» **What the task asks**
Report the number of lines containing "curve", with no other words.

-------

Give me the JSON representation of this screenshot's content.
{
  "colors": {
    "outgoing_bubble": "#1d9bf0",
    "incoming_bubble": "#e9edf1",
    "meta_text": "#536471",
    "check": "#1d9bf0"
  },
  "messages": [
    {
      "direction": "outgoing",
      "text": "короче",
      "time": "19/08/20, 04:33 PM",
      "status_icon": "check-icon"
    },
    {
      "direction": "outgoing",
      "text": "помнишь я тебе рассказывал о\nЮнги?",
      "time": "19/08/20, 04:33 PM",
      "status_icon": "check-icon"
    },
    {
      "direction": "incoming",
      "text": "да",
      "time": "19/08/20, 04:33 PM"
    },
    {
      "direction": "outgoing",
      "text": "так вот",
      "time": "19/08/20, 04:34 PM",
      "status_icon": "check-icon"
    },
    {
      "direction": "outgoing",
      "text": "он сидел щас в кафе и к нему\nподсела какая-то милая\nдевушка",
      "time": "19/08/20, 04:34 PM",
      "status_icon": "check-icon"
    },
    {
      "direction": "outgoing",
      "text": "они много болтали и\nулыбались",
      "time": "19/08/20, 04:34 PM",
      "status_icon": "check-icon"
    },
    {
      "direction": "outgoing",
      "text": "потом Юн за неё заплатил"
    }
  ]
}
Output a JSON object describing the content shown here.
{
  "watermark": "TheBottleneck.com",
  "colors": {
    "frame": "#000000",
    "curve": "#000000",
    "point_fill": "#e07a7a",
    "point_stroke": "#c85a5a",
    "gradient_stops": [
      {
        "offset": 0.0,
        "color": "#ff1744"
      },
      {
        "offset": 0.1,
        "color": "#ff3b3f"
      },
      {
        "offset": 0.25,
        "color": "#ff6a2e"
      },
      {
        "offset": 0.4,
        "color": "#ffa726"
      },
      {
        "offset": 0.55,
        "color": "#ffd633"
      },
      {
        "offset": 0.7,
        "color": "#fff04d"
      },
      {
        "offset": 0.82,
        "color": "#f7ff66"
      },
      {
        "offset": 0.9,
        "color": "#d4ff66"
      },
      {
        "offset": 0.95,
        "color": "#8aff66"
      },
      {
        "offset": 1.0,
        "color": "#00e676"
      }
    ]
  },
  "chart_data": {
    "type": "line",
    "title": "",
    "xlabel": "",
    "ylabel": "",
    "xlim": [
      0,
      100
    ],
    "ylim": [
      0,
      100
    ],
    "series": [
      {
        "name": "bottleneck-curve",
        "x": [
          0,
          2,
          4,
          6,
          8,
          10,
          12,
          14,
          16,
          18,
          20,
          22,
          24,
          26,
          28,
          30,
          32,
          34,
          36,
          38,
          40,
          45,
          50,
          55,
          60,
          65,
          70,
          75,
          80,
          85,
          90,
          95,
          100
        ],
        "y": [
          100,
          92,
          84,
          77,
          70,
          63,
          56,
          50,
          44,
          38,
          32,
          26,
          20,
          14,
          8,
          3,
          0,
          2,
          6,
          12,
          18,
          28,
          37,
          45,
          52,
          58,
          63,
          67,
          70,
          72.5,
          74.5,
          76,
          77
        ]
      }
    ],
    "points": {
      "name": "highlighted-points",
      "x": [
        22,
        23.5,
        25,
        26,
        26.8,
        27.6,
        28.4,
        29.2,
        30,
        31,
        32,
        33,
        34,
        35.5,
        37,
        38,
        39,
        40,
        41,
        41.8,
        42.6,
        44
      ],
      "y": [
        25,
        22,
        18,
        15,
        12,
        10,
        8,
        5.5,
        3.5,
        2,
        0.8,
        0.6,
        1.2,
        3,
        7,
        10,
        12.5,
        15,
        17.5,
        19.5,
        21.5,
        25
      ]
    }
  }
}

-------

» **Exercise output**
2